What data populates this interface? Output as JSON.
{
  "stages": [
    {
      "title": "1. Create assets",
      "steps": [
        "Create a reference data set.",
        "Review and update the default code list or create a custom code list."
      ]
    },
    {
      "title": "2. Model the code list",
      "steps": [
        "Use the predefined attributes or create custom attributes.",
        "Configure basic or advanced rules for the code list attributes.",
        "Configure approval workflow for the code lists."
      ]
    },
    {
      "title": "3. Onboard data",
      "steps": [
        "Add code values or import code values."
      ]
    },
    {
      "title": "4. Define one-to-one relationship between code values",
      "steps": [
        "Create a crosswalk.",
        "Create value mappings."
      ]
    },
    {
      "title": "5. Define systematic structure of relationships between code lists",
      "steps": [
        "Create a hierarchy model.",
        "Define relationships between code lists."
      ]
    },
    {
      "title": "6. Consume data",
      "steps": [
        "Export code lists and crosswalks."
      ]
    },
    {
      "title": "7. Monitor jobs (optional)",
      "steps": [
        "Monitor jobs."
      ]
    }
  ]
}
□ □ □ □
WORK TO BE COMPLETED —
Make an exact copy of the listing, including every line.

CORRECT ANSWER —
What data populates this interface? Output as JSON.
{
  "stages": [
    {
      "title": "1. Create assets",
      "steps": [
        "Create a reference data set.",
        "Review and update the default code list or create a custom code list."
      ]
    },
    {
      "title": "2. Model the code list",
      "steps": [
        "Use the predefined attributes or create custom attributes.",
        "Configure basic or advanced rules for the code list attributes.",
        "Configure approval workflow for the code lists."
      ]
    },
    {
      "title": "3. Onboard data",
      "steps": [
        "Add code values or import code values."
      ]
    },
    {
      "title": "4. Define one-to-one relationship between code values",
      "steps": [
        "Create a crosswalk.",
        "Create value mappings."
      ]
    },
    {
      "title": "5. Define systematic structure of relationships between code lists",
      "steps": [
        "Create a hierarchy model.",
        "Define relationships between code lists."
      ]
    },
    {
      "title": "6. Consume data",
      "steps": [
        "Export code lists and crosswalks."
      ]
    },
    {
      "title": "7. Monitor jobs (optional)",
      "steps": [
        "Monitor jobs."
      ]
    }
  ]
}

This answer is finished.